-- Goal of the exercise --
Retype all of the data. Every line must match exactly.

# START OF Records for this exercise

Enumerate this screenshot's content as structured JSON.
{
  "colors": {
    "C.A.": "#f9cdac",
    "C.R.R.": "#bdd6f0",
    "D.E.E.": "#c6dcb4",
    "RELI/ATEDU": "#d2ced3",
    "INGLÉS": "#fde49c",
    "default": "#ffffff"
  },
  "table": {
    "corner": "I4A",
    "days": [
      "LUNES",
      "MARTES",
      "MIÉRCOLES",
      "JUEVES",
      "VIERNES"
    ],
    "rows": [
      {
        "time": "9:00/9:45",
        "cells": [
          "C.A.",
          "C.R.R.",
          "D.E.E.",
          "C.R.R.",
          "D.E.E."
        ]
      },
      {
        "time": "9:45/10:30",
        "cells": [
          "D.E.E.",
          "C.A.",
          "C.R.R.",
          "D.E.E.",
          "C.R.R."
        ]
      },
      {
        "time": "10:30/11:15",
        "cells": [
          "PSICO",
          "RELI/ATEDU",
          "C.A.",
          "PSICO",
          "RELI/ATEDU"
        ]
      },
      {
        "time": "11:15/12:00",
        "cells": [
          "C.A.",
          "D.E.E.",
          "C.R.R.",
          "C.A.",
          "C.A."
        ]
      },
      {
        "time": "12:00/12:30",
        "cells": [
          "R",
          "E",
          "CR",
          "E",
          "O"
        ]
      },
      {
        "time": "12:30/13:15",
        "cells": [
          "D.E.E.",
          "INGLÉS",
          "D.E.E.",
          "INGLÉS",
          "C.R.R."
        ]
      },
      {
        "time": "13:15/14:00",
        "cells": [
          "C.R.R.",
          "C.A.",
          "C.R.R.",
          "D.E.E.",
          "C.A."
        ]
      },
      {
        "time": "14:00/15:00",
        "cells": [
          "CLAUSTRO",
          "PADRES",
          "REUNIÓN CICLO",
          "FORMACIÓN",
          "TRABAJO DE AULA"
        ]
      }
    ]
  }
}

# END OF Records for this exercise

-- Result of this exercise --
Enumerate this screenshot's content as structured JSON.
{
  "colors": {
    "C.A.": "#f9cdac",
    "C.R.R.": "#bdd6f0",
    "D.E.E.": "#c6dcb4",
    "RELI/ATEDU": "#d2ced3",
    "INGLÉS": "#fde49c",
    "default": "#ffffff"
  },
  "table": {
    "corner": "I4A",
    "days": [
      "LUNES",
      "MARTES",
      "MIÉRCOLES",
      "JUEVES",
      "VIERNES"
    ],
    "rows": [
      {
        "time": "9:00/9:45",
        "cells": [
          "C.A.",
          "C.R.R.",
          "D.E.E.",
          "C.R.R.",
          "D.E.E."
        ]
      },
      {
        "time": "9:45/10:30",
        "cells": [
          "D.E.E.",
          "C.A.",
          "C.R.R.",
          "D.E.E.",
          "C.R.R."
        ]
      },
      {
        "time": "10:30/11:15",
        "cells": [
          "PSICO",
          "RELI/ATEDU",
          "C.A.",
          "PSICO",
          "RELI/ATEDU"
        ]
      },
      {
        "time": "11:15/12:00",
        "cells": [
          "C.A.",
          "D.E.E.",
          "C.R.R.",
          "C.A.",
          "C.A."
        ]
      },
      {
        "time": "12:00/12:30",
        "cells": [
          "R",
          "E",
          "CR",
          "E",
          "O"
        ]
      },
      {
        "time": "12:30/13:15",
        "cells": [
          "D.E.E.",
          "INGLÉS",
          "D.E.E.",
          "INGLÉS",
          "C.R.R."
        ]
      },
      {
        "time": "13:15/14:00",
        "cells": [
          "C.R.R.",
          "C.A.",
          "C.R.R.",
          "D.E.E.",
          "C.A."
        ]
      },
      {
        "time": "14:00/15:00",
        "cells": [
          "CLAUSTRO",
          "PADRES",
          "REUNIÓN CICLO",
          "FORMACIÓN",
          "TRABAJO DE AULA"
        ]
      }
    ]
  }
}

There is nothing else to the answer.